Written problem.
Below are some entries. Work out how many of their lines hold the word "Széchenyi", and write that number alone.

* Start Recorded data *

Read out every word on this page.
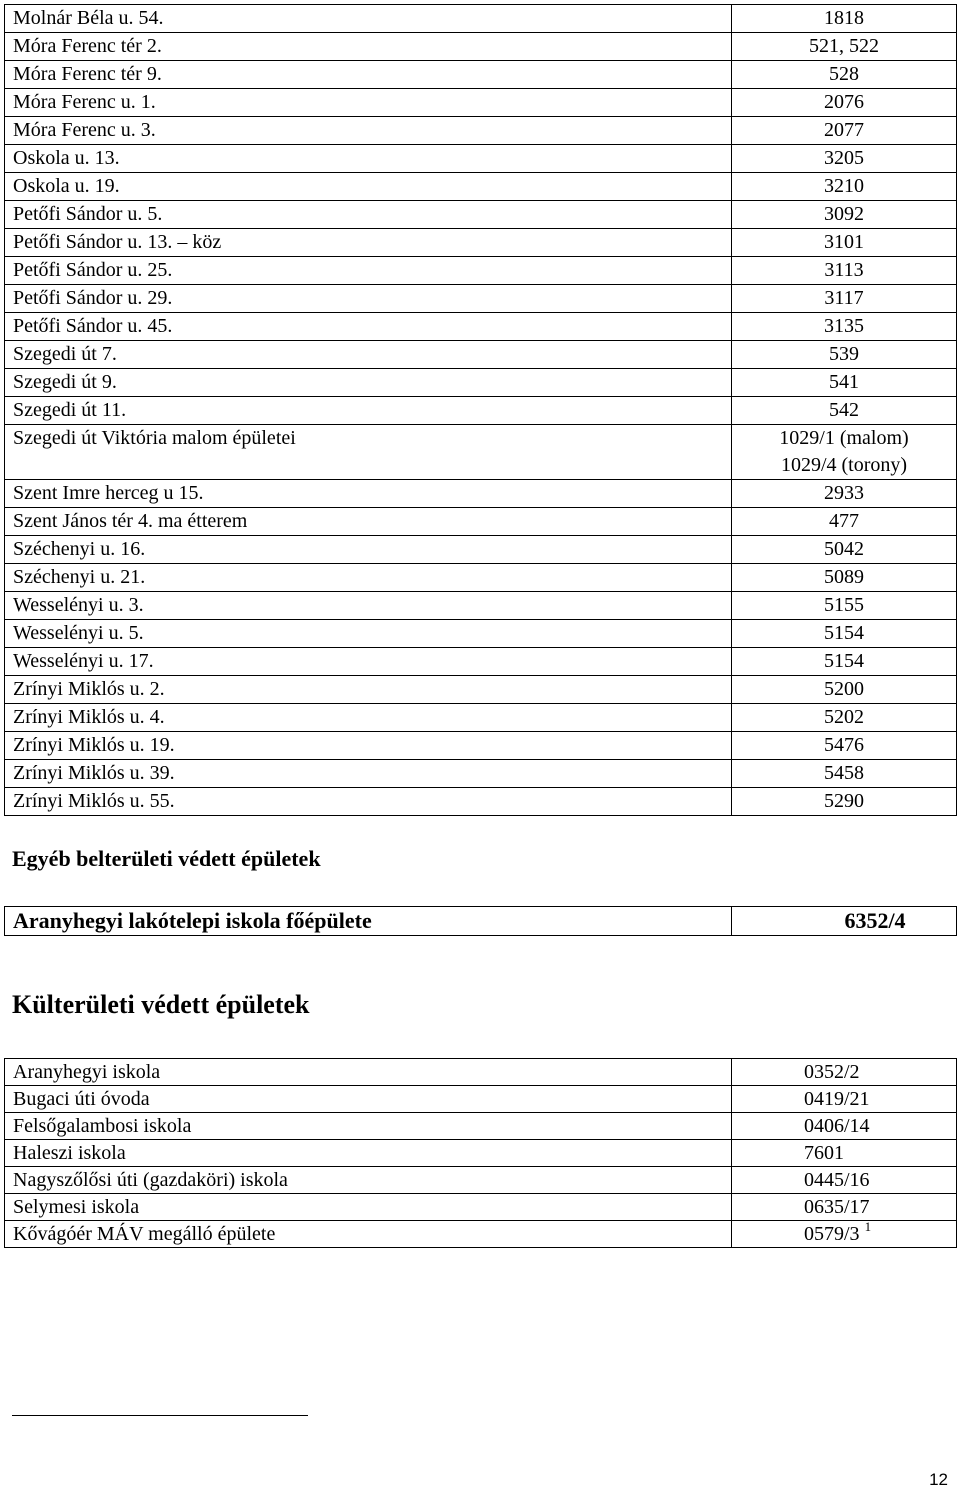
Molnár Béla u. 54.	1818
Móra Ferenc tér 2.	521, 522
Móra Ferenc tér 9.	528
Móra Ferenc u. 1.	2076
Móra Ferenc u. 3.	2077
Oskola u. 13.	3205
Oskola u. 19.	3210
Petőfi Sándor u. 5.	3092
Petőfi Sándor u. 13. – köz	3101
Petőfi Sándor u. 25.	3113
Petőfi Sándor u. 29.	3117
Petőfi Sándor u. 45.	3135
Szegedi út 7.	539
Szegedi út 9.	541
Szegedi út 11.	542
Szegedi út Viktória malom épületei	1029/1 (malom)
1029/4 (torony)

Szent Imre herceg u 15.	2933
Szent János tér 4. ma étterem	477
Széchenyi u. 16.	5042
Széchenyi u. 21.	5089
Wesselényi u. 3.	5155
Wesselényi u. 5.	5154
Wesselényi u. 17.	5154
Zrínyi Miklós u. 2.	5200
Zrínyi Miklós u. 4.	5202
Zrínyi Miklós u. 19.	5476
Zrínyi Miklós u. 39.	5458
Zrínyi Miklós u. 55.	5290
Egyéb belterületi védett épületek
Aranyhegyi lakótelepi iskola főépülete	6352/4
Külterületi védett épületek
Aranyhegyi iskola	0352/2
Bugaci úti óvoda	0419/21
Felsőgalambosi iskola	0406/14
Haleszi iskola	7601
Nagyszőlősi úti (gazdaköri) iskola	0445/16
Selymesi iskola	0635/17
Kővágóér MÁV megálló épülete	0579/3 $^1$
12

* End Recorded data *
* Start Recorded data *

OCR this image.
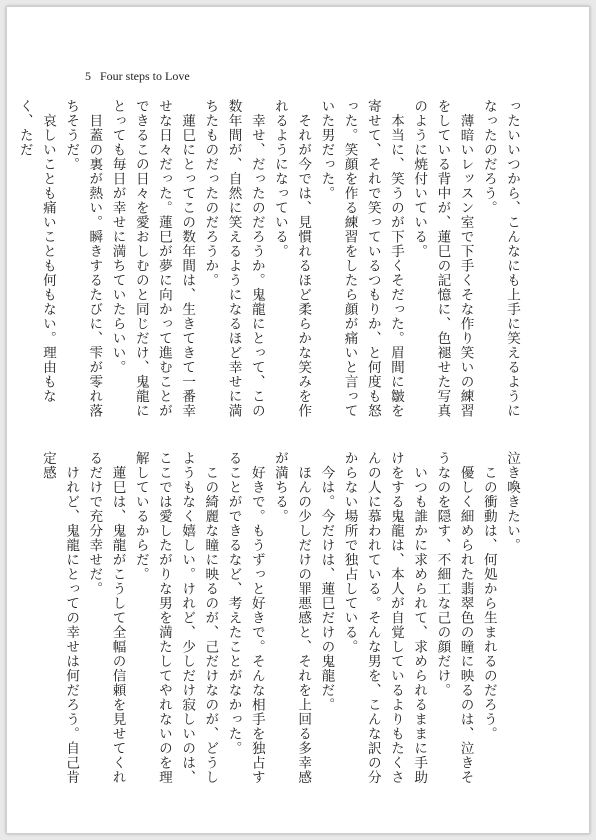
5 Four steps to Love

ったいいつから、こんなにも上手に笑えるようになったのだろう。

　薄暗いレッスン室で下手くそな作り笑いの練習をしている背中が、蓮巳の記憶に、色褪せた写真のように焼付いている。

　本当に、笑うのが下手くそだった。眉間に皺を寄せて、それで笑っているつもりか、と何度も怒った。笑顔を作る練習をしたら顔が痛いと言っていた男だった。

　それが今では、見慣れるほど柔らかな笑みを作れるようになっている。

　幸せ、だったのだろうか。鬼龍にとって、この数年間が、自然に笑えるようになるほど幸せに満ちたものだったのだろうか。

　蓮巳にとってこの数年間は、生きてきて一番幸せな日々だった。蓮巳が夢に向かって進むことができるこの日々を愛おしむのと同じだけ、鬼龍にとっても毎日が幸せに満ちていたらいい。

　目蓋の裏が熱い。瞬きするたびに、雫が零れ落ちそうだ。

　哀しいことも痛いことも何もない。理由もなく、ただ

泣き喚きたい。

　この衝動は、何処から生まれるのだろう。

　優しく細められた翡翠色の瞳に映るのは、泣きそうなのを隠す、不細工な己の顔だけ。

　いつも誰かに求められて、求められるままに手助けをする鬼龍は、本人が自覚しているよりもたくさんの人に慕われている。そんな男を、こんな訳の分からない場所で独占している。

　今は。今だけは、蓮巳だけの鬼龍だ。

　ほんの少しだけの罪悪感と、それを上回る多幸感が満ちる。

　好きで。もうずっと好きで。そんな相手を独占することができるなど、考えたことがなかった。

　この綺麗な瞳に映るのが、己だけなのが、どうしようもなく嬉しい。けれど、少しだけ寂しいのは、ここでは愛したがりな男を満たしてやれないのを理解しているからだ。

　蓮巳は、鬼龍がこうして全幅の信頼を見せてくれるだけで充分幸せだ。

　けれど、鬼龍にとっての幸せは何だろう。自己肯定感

* End Recorded data *
* Start Recorded data *

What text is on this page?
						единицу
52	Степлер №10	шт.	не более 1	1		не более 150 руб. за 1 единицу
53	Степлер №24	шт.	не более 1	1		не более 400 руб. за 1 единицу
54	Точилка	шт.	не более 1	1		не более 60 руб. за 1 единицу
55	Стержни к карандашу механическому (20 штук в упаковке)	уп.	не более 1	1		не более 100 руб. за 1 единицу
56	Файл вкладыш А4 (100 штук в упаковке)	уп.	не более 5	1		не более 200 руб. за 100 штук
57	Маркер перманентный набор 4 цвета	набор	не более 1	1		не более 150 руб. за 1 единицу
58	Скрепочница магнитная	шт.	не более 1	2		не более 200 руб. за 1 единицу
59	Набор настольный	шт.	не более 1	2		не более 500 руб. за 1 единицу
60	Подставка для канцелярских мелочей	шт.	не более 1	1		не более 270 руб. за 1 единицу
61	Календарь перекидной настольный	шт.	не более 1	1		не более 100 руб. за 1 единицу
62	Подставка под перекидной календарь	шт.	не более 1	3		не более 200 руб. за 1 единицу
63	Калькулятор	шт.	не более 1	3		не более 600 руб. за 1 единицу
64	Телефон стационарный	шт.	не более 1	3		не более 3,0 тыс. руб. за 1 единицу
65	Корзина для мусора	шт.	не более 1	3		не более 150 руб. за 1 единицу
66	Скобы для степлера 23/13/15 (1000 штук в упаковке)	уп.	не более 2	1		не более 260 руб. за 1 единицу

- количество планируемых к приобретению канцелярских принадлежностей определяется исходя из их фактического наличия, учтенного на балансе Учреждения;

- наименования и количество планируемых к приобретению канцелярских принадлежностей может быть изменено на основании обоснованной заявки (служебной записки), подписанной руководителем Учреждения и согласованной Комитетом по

* End Recorded data *

Exercise response.
2